» **Requirement**: Put the lines from the start of the records through the line containing "texto-2b-lead: Inicio de" into a numbered list, leaving out any blank lines.

-- Start Task material --

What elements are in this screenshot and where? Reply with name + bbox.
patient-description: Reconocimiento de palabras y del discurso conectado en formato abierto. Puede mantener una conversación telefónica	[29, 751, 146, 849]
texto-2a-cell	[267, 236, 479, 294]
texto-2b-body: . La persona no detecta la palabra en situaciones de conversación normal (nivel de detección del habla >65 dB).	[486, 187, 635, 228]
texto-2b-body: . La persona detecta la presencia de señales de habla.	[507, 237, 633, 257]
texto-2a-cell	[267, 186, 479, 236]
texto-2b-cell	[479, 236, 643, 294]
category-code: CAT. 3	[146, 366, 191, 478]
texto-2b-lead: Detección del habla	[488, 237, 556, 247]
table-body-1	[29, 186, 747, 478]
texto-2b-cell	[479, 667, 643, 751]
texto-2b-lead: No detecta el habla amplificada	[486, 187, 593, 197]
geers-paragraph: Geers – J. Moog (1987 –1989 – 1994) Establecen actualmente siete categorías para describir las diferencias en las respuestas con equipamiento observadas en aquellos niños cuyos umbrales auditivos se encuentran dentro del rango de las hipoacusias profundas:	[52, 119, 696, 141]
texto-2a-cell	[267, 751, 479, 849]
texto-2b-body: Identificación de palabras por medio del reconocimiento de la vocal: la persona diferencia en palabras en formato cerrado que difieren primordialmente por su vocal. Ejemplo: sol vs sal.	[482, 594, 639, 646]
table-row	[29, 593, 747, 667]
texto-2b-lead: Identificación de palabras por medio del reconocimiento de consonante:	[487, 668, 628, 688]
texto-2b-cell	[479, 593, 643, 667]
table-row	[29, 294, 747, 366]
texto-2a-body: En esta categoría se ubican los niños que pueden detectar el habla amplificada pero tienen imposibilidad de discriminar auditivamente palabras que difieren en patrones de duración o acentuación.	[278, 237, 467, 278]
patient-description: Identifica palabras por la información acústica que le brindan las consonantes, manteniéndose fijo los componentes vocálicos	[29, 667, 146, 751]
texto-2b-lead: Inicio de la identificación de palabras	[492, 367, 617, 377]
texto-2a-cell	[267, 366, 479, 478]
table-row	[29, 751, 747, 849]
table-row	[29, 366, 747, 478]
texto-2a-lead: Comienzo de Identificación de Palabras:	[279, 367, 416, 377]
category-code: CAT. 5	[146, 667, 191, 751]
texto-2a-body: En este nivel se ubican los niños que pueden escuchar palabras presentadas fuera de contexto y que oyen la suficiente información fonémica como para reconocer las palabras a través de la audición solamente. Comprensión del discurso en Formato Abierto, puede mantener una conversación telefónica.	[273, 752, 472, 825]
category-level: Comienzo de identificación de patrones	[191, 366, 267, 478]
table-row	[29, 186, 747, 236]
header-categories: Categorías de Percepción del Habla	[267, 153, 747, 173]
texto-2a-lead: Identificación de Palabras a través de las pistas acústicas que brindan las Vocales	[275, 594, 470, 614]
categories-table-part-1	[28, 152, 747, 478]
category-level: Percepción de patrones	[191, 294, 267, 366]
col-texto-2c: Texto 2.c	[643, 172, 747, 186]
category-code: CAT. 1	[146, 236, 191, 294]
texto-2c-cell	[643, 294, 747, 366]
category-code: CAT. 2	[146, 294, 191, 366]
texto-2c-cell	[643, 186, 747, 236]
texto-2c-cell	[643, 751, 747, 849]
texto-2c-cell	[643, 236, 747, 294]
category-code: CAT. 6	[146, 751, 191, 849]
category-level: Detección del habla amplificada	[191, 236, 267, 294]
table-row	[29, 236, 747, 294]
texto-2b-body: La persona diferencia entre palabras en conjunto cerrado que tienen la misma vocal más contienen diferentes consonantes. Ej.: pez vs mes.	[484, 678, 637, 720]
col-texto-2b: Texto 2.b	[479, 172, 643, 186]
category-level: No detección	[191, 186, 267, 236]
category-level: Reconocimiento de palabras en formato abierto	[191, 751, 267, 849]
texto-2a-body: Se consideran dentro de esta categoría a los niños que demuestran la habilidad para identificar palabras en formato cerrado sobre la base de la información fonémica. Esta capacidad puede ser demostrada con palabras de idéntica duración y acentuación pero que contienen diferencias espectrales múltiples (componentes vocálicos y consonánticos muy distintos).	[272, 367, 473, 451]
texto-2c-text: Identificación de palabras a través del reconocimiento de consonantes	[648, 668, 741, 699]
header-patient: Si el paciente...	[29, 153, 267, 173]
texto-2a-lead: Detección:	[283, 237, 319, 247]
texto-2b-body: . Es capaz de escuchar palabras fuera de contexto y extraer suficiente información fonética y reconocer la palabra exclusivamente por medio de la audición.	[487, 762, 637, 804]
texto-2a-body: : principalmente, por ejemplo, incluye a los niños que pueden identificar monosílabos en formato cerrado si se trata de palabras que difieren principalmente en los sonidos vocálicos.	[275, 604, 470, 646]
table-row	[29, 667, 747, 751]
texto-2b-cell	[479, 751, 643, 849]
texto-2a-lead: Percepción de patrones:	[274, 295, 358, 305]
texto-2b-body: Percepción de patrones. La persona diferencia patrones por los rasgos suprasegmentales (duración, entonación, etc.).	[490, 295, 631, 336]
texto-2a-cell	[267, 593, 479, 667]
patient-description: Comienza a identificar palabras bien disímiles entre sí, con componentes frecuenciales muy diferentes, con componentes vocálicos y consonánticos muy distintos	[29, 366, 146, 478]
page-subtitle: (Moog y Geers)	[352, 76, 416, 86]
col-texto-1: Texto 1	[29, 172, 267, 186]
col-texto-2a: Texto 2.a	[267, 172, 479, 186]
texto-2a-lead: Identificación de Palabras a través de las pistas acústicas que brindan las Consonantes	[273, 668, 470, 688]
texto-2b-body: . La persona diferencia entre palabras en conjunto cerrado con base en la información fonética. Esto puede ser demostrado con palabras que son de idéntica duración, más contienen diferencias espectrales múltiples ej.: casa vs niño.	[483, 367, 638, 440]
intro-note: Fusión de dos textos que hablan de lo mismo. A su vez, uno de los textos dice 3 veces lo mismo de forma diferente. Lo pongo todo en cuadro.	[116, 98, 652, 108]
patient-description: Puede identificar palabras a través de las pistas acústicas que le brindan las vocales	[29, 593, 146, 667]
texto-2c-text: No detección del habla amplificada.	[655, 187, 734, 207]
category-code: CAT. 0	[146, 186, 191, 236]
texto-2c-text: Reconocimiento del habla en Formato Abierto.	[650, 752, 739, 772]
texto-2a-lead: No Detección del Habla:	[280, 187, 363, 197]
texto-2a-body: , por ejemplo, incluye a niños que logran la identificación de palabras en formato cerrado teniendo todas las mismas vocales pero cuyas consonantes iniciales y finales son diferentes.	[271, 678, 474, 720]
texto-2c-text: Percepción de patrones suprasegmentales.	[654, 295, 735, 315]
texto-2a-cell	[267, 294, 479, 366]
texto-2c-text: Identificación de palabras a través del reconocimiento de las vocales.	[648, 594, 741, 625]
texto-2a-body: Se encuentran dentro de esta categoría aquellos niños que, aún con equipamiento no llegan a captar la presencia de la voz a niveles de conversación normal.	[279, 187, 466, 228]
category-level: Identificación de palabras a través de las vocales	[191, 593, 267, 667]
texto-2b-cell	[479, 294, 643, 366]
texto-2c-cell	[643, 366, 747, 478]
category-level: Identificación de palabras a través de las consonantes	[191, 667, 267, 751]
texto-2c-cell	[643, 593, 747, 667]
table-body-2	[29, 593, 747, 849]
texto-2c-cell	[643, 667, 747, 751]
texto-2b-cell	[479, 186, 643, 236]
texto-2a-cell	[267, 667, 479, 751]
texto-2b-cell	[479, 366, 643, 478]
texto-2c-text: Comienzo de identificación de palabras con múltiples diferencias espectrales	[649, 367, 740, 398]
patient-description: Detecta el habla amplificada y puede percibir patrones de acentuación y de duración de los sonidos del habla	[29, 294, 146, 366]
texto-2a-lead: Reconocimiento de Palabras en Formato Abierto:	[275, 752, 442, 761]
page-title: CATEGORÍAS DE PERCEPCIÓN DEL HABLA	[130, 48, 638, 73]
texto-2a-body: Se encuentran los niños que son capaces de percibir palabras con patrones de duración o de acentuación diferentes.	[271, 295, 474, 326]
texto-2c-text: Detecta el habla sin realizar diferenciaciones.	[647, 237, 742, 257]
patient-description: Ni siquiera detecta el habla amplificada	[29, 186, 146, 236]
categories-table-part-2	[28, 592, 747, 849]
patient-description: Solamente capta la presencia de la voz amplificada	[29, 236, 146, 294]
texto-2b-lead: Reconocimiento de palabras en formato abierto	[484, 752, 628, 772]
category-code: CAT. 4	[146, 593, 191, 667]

-- End Task material --

» **Finished answer**:
1. What elements are in this screenshot and where? Reply with name + bbox.
2. patient-description: Reconocimiento de palabras y del discurso conectado en formato abierto. Puede mantener una conversación telefónica	[29, 751, 146, 849]
3. texto-2a-cell	[267, 236, 479, 294]
4. texto-2b-body: . La persona no detecta la palabra en situaciones de conversación normal (nivel de detección del habla >65 dB).	[486, 187, 635, 228]
5. texto-2b-body: . La persona detecta la presencia de señales de habla.	[507, 237, 633, 257]
6. texto-2a-cell	[267, 186, 479, 236]
7. texto-2b-cell	[479, 236, 643, 294]
8. category-code: CAT. 3	[146, 366, 191, 478]
9. texto-2b-lead: Detección del habla	[488, 237, 556, 247]
10. table-body-1	[29, 186, 747, 478]
11. texto-2b-cell	[479, 667, 643, 751]
12. texto-2b-lead: No detecta el habla amplificada	[486, 187, 593, 197]
13. geers-paragraph: Geers – J. Moog (1987 –1989 – 1994) Establecen actualmente siete categorías para describir las diferencias en las respuestas con equipamiento observadas en aquellos niños cuyos umbrales auditivos se encuentran dentro del rango de las hipoacusias profundas:	[52, 119, 696, 141]
14. texto-2a-cell	[267, 751, 479, 849]
15. texto-2b-body: Identificación de palabras por medio del reconocimiento de la vocal: la persona diferencia en palabras en formato cerrado que difieren primordialmente por su vocal. Ejemplo: sol vs sal.	[482, 594, 639, 646]
16. table-row	[29, 593, 747, 667]
17. texto-2b-lead: Identificación de palabras por medio del reconocimiento de consonante:	[487, 668, 628, 688]
18. texto-2b-cell	[479, 593, 643, 667]
19. table-row	[29, 294, 747, 366]
20. texto-2a-body: En esta categoría se ubican los niños que pueden detectar el habla amplificada pero tienen imposibilidad de discriminar auditivamente palabras que difieren en patrones de duración o acentuación.	[278, 237, 467, 278]
21. patient-description: Identifica palabras por la información acústica que le brindan las consonantes, manteniéndose fijo los componentes vocálicos	[29, 667, 146, 751]
22. texto-2b-lead: Inicio de la identificación de palabras	[492, 367, 617, 377]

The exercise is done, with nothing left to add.